#### What is required
Extract every entry word for word. Skip the pictures.

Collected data
begin

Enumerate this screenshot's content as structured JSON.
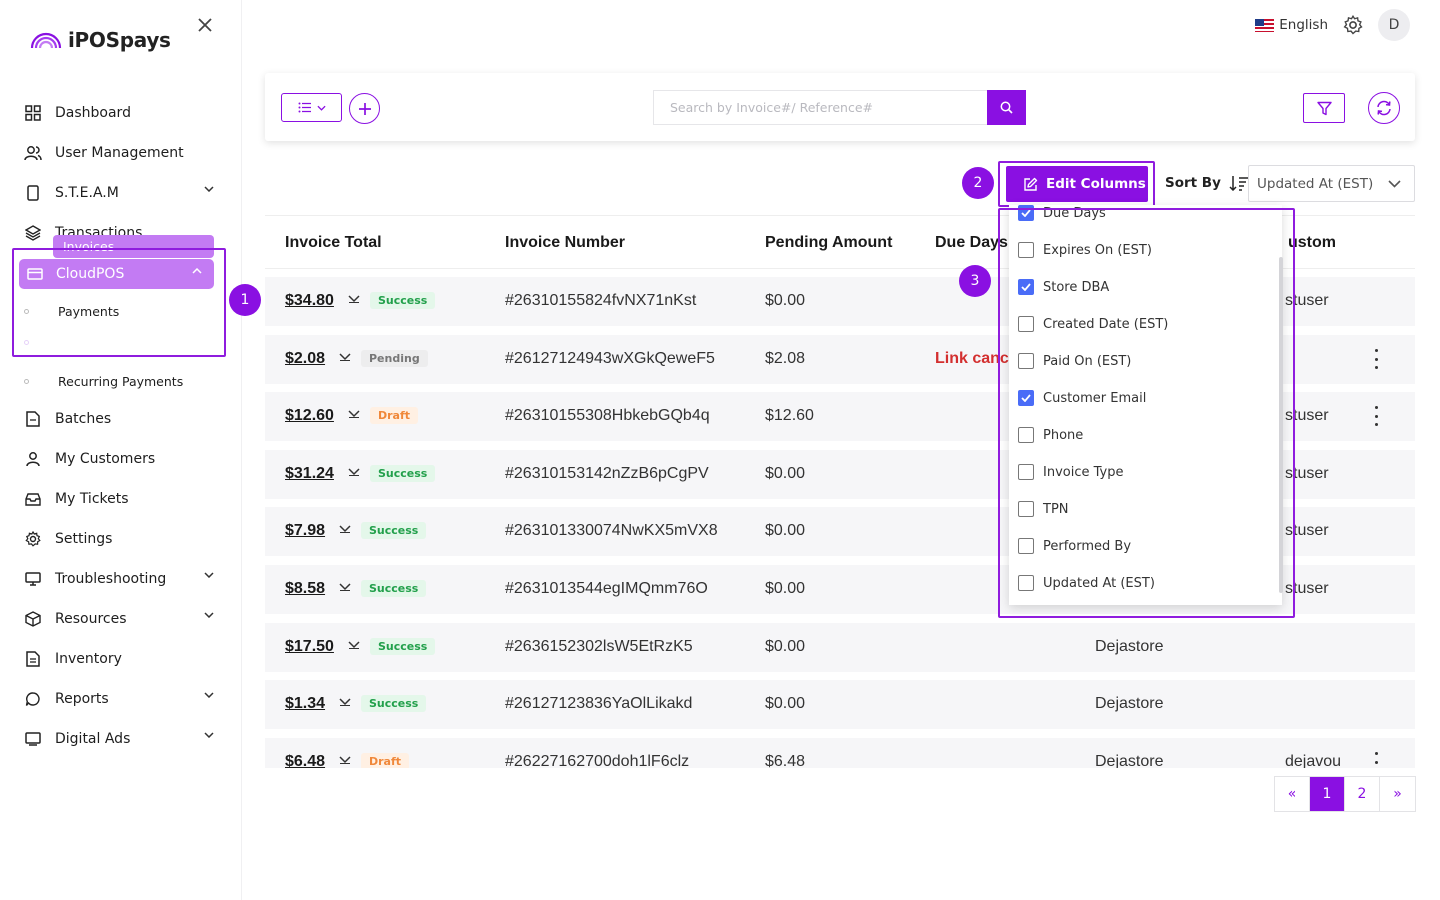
{
  "app": {
    "name": "iPOSpays"
  },
  "topbar": {
    "language": "English",
    "avatar_initial": "D"
  },
  "sidebar": {
    "items": [
      {
        "label": "Dashboard",
        "icon": "dashboard-icon"
      },
      {
        "label": "User Management",
        "icon": "users-icon"
      },
      {
        "label": "S.T.E.A.M",
        "icon": "phone-icon",
        "expandable": true
      },
      {
        "label": "Transactions",
        "icon": "layers-icon"
      }
    ],
    "cloudpos": {
      "label": "CloudPOS",
      "children": [
        "Payments",
        "Invoices"
      ],
      "active_child": "Invoices"
    },
    "after": [
      {
        "label": "Recurring Payments",
        "icon": "dot-icon"
      },
      {
        "label": "Batches",
        "icon": "batch-icon"
      },
      {
        "label": "My Customers",
        "icon": "customer-icon"
      },
      {
        "label": "My Tickets",
        "icon": "ticket-icon"
      },
      {
        "label": "Settings",
        "icon": "gear-icon"
      },
      {
        "label": "Troubleshooting",
        "icon": "monitor-icon",
        "expandable": true
      },
      {
        "label": "Resources",
        "icon": "box-icon",
        "expandable": true
      },
      {
        "label": "Inventory",
        "icon": "document-icon"
      },
      {
        "label": "Reports",
        "icon": "chat-icon",
        "expandable": true
      },
      {
        "label": "Digital Ads",
        "icon": "screen-icon",
        "expandable": true
      }
    ]
  },
  "search": {
    "placeholder": "Search by Invoice#/ Reference#"
  },
  "toolbar": {
    "edit_columns": "Edit Columns",
    "sort_by": "Sort By",
    "sort_value": "Updated At (EST)"
  },
  "badges": [
    "1",
    "2",
    "3"
  ],
  "table": {
    "headers": [
      "Invoice Total",
      "Invoice Number",
      "Pending Amount",
      "Due Days",
      "ustom"
    ],
    "rows": [
      {
        "amount": "$34.80",
        "status": "Success",
        "number": "#26310155824fvNX71nKst",
        "pending": "$0.00",
        "due": "",
        "store": "",
        "customer": "stuser",
        "kebab": false
      },
      {
        "amount": "$2.08",
        "status": "Pending",
        "number": "#26127124943wXGkQeweF5",
        "pending": "$2.08",
        "due": "Link canc",
        "store": "",
        "customer": "",
        "kebab": true
      },
      {
        "amount": "$12.60",
        "status": "Draft",
        "number": "#26310155308HbkebGQb4q",
        "pending": "$12.60",
        "due": "",
        "store": "",
        "customer": "stuser",
        "kebab": true
      },
      {
        "amount": "$31.24",
        "status": "Success",
        "number": "#26310153142nZzB6pCgPV",
        "pending": "$0.00",
        "due": "",
        "store": "",
        "customer": "stuser",
        "kebab": false
      },
      {
        "amount": "$7.98",
        "status": "Success",
        "number": "#263101330074NwKX5mVX8",
        "pending": "$0.00",
        "due": "",
        "store": "",
        "customer": "stuser",
        "kebab": false
      },
      {
        "amount": "$8.58",
        "status": "Success",
        "number": "#2631013544egIMQmm76O",
        "pending": "$0.00",
        "due": "",
        "store": "",
        "customer": "stuser",
        "kebab": false
      },
      {
        "amount": "$17.50",
        "status": "Success",
        "number": "#2636152302lsW5EtRzK5",
        "pending": "$0.00",
        "due": "",
        "store": "Dejastore",
        "customer": "",
        "kebab": false
      },
      {
        "amount": "$1.34",
        "status": "Success",
        "number": "#26127123836YaOlLikakd",
        "pending": "$0.00",
        "due": "",
        "store": "Dejastore",
        "customer": "",
        "kebab": false
      },
      {
        "amount": "$6.48",
        "status": "Draft",
        "number": "#26227162700doh1lF6clz",
        "pending": "$6.48",
        "due": "",
        "store": "Dejastore",
        "customer": "dejavou",
        "kebab": true
      }
    ]
  },
  "column_menu": {
    "items": [
      {
        "label": "Due Days",
        "checked": true
      },
      {
        "label": "Expires On (EST)",
        "checked": false
      },
      {
        "label": "Store DBA",
        "checked": true
      },
      {
        "label": "Created Date (EST)",
        "checked": false
      },
      {
        "label": "Paid On (EST)",
        "checked": false
      },
      {
        "label": "Customer Email",
        "checked": true
      },
      {
        "label": "Phone",
        "checked": false
      },
      {
        "label": "Invoice Type",
        "checked": false
      },
      {
        "label": "TPN",
        "checked": false
      },
      {
        "label": "Performed By",
        "checked": false
      },
      {
        "label": "Updated At (EST)",
        "checked": false
      }
    ]
  },
  "pagination": {
    "prev": "«",
    "pages": [
      "1",
      "2"
    ],
    "current": "1",
    "next": "»"
  },
  "colors": {
    "accent": "#8a10e2",
    "accent_light": "#c37bf3",
    "success": "#22a04b",
    "draft": "#f0883a",
    "danger": "#d32f2f",
    "checkbox": "#4a6cf7"
  }
}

end

#### Reply
Enumerate this screenshot's content as structured JSON.
{
  "app": {
    "name": "iPOSpays"
  },
  "topbar": {
    "language": "English",
    "avatar_initial": "D"
  },
  "sidebar": {
    "items": [
      {
        "label": "Dashboard",
        "icon": "dashboard-icon"
      },
      {
        "label": "User Management",
        "icon": "users-icon"
      },
      {
        "label": "S.T.E.A.M",
        "icon": "phone-icon",
        "expandable": true
      },
      {
        "label": "Transactions",
        "icon": "layers-icon"
      }
    ],
    "cloudpos": {
      "label": "CloudPOS",
      "children": [
        "Payments",
        "Invoices"
      ],
      "active_child": "Invoices"
    },
    "after": [
      {
        "label": "Recurring Payments",
        "icon": "dot-icon"
      },
      {
        "label": "Batches",
        "icon": "batch-icon"
      },
      {
        "label": "My Customers",
        "icon": "customer-icon"
      },
      {
        "label": "My Tickets",
        "icon": "ticket-icon"
      },
      {
        "label": "Settings",
        "icon": "gear-icon"
      },
      {
        "label": "Troubleshooting",
        "icon": "monitor-icon",
        "expandable": true
      },
      {
        "label": "Resources",
        "icon": "box-icon",
        "expandable": true
      },
      {
        "label": "Inventory",
        "icon": "document-icon"
      },
      {
        "label": "Reports",
        "icon": "chat-icon",
        "expandable": true
      },
      {
        "label": "Digital Ads",
        "icon": "screen-icon",
        "expandable": true
      }
    ]
  },
  "search": {
    "placeholder": "Search by Invoice#/ Reference#"
  },
  "toolbar": {
    "edit_columns": "Edit Columns",
    "sort_by": "Sort By",
    "sort_value": "Updated At (EST)"
  },
  "badges": [
    "1",
    "2",
    "3"
  ],
  "table": {
    "headers": [
      "Invoice Total",
      "Invoice Number",
      "Pending Amount",
      "Due Days",
      "ustom"
    ],
    "rows": [
      {
        "amount": "$34.80",
        "status": "Success",
        "number": "#26310155824fvNX71nKst",
        "pending": "$0.00",
        "due": "",
        "store": "",
        "customer": "stuser",
        "kebab": false
      },
      {
        "amount": "$2.08",
        "status": "Pending",
        "number": "#26127124943wXGkQeweF5",
        "pending": "$2.08",
        "due": "Link canc",
        "store": "",
        "customer": "",
        "kebab": true
      },
      {
        "amount": "$12.60",
        "status": "Draft",
        "number": "#26310155308HbkebGQb4q",
        "pending": "$12.60",
        "due": "",
        "store": "",
        "customer": "stuser",
        "kebab": true
      },
      {
        "amount": "$31.24",
        "status": "Success",
        "number": "#26310153142nZzB6pCgPV",
        "pending": "$0.00",
        "due": "",
        "store": "",
        "customer": "stuser",
        "kebab": false
      },
      {
        "amount": "$7.98",
        "status": "Success",
        "number": "#263101330074NwKX5mVX8",
        "pending": "$0.00",
        "due": "",
        "store": "",
        "customer": "stuser",
        "kebab": false
      },
      {
        "amount": "$8.58",
        "status": "Success",
        "number": "#2631013544egIMQmm76O",
        "pending": "$0.00",
        "due": "",
        "store": "",
        "customer": "stuser",
        "kebab": false
      },
      {
        "amount": "$17.50",
        "status": "Success",
        "number": "#2636152302lsW5EtRzK5",
        "pending": "$0.00",
        "due": "",
        "store": "Dejastore",
        "customer": "",
        "kebab": false
      },
      {
        "amount": "$1.34",
        "status": "Success",
        "number": "#26127123836YaOlLikakd",
        "pending": "$0.00",
        "due": "",
        "store": "Dejastore",
        "customer": "",
        "kebab": false
      },
      {
        "amount": "$6.48",
        "status": "Draft",
        "number": "#26227162700doh1lF6clz",
        "pending": "$6.48",
        "due": "",
        "store": "Dejastore",
        "customer": "dejavou",
        "kebab": true
      }
    ]
  },
  "column_menu": {
    "items": [
      {
        "label": "Due Days",
        "checked": true
      },
      {
        "label": "Expires On (EST)",
        "checked": false
      },
      {
        "label": "Store DBA",
        "checked": true
      },
      {
        "label": "Created Date (EST)",
        "checked": false
      },
      {
        "label": "Paid On (EST)",
        "checked": false
      },
      {
        "label": "Customer Email",
        "checked": true
      },
      {
        "label": "Phone",
        "checked": false
      },
      {
        "label": "Invoice Type",
        "checked": false
      },
      {
        "label": "TPN",
        "checked": false
      },
      {
        "label": "Performed By",
        "checked": false
      },
      {
        "label": "Updated At (EST)",
        "checked": false
      }
    ]
  },
  "pagination": {
    "prev": "«",
    "pages": [
      "1",
      "2"
    ],
    "current": "1",
    "next": "»"
  },
  "colors": {
    "accent": "#8a10e2",
    "accent_light": "#c37bf3",
    "success": "#22a04b",
    "draft": "#f0883a",
    "danger": "#d32f2f",
    "checkbox": "#4a6cf7"
  }
}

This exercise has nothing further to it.